# TASK BRIEF:
Check every line for the word "ground" and state how many lines have it. Reply with the number alone.

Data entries
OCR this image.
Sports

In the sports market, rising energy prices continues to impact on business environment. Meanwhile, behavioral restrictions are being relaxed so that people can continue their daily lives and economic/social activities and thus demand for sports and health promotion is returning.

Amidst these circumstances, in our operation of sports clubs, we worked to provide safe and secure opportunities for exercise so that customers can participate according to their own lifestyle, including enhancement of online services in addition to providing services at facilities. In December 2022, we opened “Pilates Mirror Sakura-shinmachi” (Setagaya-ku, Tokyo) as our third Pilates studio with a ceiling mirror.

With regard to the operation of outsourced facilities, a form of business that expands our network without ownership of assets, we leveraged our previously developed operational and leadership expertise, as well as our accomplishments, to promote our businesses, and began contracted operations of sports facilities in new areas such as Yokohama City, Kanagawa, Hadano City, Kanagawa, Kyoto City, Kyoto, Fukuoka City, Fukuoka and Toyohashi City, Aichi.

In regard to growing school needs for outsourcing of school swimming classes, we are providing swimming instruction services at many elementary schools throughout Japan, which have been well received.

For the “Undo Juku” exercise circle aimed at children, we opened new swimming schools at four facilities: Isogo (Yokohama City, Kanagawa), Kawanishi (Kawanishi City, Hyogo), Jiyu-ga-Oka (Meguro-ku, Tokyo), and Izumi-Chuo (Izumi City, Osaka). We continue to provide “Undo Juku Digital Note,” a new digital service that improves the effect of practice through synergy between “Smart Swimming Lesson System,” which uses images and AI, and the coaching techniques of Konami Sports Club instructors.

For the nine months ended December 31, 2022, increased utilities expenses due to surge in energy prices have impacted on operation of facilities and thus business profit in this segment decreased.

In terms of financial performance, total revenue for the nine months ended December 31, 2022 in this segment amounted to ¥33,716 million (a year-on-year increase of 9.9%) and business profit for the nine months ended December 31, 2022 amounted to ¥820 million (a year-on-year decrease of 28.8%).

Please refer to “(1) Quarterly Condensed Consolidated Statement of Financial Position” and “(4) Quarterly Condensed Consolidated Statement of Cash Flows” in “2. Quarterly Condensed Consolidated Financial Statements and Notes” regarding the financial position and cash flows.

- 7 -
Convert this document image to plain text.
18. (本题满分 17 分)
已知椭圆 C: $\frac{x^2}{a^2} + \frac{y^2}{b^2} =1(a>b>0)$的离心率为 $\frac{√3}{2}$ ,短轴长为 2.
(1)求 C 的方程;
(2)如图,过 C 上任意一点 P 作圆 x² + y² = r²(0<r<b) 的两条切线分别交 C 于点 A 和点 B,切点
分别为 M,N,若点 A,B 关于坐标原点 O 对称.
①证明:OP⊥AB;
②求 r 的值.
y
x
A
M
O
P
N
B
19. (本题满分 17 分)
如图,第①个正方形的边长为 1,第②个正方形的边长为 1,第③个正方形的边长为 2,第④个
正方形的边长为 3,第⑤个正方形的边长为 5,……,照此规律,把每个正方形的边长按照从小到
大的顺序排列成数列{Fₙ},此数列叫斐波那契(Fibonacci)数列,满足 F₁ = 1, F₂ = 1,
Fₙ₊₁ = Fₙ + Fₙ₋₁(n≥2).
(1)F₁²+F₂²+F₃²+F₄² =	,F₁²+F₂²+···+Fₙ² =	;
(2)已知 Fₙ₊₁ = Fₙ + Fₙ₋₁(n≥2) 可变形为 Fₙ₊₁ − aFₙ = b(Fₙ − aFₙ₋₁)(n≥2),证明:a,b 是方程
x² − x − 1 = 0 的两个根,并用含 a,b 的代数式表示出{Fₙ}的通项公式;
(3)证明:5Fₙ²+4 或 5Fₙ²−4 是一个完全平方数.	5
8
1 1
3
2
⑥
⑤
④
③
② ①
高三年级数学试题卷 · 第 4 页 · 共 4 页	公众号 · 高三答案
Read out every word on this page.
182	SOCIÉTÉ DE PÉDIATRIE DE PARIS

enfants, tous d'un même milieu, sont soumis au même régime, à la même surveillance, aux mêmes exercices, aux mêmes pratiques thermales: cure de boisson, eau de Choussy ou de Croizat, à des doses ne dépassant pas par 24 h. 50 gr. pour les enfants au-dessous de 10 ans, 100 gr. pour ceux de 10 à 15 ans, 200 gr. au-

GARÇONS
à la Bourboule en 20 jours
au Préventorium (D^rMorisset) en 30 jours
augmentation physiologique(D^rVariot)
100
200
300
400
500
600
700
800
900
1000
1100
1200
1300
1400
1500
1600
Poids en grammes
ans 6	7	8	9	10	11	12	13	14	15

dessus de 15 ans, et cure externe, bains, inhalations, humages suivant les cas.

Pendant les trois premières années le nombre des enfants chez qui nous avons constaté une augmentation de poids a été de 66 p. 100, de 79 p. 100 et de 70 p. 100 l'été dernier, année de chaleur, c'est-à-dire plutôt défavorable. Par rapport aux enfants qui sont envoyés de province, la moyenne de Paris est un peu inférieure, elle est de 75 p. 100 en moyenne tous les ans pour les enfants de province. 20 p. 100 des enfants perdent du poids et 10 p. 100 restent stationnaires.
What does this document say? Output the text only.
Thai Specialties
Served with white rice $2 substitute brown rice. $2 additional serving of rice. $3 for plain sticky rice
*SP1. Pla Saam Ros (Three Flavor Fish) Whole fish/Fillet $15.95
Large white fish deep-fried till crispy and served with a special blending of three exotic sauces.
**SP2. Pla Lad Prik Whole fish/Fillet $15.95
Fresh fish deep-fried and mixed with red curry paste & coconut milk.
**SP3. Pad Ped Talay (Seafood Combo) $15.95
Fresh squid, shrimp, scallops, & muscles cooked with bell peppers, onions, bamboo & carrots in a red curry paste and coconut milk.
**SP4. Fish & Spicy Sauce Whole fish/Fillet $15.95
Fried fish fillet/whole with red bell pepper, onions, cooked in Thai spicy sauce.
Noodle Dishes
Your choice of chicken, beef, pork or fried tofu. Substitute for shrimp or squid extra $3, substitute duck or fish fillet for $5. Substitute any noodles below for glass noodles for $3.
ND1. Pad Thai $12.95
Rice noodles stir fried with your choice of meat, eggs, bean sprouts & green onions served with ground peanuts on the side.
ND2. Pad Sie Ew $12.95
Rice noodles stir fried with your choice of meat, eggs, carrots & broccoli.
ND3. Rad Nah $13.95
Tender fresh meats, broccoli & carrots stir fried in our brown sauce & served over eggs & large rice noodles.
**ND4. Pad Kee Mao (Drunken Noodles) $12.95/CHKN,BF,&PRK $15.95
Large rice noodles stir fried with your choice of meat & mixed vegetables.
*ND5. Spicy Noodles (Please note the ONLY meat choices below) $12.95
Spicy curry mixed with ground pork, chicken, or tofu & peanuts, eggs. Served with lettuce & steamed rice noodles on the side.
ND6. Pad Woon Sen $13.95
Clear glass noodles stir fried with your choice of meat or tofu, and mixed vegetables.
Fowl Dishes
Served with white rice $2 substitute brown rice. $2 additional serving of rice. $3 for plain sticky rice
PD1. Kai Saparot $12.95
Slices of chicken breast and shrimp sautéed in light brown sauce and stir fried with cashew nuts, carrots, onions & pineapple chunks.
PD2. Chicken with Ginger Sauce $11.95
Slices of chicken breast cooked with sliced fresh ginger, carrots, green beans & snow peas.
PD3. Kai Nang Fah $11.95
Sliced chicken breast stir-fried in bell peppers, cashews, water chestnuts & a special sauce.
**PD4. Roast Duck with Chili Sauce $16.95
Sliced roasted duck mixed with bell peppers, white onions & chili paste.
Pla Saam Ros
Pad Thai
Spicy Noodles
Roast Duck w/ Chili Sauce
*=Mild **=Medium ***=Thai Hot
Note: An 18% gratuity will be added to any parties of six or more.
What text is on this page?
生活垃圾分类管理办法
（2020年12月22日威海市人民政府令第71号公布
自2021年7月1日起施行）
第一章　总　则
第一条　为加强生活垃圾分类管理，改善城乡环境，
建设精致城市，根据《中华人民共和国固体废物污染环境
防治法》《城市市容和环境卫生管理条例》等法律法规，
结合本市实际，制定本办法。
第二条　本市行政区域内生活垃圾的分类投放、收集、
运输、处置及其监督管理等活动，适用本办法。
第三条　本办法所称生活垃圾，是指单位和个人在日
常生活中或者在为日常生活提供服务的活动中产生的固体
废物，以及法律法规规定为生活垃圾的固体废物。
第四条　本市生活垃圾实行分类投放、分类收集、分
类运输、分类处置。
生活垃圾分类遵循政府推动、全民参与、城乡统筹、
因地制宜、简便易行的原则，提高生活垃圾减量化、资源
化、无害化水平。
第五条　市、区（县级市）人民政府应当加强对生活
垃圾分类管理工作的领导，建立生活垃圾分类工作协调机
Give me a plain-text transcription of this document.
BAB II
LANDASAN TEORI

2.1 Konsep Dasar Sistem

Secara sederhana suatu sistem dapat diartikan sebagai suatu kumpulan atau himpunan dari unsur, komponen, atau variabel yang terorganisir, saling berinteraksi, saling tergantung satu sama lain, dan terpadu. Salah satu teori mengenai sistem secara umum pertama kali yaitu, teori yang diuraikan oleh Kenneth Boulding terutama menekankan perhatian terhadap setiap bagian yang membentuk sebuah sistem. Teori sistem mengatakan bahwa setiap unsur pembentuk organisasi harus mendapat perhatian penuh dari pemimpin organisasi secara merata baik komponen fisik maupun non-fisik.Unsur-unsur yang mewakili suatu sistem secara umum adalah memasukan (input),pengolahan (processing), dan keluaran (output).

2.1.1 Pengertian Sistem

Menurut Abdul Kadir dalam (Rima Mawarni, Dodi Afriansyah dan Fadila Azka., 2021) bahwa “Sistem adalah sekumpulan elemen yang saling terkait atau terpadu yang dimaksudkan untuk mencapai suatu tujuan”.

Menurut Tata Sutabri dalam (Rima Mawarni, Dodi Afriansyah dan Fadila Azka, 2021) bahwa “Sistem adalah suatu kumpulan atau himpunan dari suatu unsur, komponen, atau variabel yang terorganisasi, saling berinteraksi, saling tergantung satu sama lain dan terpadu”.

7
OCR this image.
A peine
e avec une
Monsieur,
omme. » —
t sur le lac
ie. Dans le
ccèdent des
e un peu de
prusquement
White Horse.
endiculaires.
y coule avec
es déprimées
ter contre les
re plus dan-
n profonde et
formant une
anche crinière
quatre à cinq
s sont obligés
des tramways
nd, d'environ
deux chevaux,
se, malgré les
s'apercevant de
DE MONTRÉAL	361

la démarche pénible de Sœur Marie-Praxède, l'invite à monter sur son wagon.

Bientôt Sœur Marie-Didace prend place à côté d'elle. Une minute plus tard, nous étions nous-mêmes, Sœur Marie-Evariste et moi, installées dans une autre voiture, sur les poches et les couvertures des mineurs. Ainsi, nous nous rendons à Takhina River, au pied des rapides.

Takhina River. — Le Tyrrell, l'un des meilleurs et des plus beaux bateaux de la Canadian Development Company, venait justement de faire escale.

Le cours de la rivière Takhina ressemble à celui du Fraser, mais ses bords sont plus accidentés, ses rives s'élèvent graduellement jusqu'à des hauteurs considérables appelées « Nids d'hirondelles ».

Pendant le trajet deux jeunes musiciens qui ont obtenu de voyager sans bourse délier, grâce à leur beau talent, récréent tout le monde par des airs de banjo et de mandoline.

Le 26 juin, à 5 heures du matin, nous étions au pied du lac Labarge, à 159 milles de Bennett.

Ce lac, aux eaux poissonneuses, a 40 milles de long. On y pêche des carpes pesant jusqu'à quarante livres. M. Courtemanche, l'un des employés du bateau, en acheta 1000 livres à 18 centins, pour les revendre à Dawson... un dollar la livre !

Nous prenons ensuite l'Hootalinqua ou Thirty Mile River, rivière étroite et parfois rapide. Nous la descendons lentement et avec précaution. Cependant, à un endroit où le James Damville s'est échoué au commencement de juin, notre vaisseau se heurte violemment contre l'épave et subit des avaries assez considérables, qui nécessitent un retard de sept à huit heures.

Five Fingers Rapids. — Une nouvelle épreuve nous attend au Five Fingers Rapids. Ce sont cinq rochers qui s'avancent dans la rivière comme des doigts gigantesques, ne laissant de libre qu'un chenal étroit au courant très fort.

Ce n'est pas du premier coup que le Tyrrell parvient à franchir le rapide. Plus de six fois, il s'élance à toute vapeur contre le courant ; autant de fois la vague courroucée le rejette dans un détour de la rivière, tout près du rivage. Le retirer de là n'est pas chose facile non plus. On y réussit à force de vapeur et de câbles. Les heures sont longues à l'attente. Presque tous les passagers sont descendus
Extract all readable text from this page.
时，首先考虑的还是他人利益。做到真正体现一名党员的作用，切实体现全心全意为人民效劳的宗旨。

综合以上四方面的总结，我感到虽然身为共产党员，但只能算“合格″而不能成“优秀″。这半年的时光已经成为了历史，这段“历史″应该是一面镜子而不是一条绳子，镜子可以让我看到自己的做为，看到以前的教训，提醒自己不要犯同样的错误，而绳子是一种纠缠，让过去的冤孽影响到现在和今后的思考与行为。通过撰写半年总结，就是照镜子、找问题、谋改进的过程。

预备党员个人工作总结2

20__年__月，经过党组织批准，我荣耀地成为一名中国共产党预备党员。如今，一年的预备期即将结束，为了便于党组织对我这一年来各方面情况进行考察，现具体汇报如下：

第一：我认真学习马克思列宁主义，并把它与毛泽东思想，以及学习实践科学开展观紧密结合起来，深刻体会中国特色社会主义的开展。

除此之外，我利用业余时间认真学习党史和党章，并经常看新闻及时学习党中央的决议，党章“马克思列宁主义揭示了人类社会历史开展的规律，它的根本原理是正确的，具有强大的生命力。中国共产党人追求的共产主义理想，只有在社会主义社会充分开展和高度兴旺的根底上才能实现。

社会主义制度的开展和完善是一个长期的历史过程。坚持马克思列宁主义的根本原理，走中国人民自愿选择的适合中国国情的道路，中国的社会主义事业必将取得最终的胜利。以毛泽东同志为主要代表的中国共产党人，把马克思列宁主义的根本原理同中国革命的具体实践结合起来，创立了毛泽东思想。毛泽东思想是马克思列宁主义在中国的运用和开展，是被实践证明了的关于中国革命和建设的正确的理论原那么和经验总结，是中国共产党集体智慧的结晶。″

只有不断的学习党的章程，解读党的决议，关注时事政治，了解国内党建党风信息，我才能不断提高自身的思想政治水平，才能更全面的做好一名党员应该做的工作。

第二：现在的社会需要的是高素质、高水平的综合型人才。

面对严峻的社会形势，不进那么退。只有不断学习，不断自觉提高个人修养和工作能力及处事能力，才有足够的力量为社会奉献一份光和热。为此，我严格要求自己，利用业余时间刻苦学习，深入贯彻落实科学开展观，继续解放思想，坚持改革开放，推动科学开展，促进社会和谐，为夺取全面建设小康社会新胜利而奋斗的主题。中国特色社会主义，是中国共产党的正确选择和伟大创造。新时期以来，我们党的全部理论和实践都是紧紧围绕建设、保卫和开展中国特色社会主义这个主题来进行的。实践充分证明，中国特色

# WRITTEN RESPONSE:
2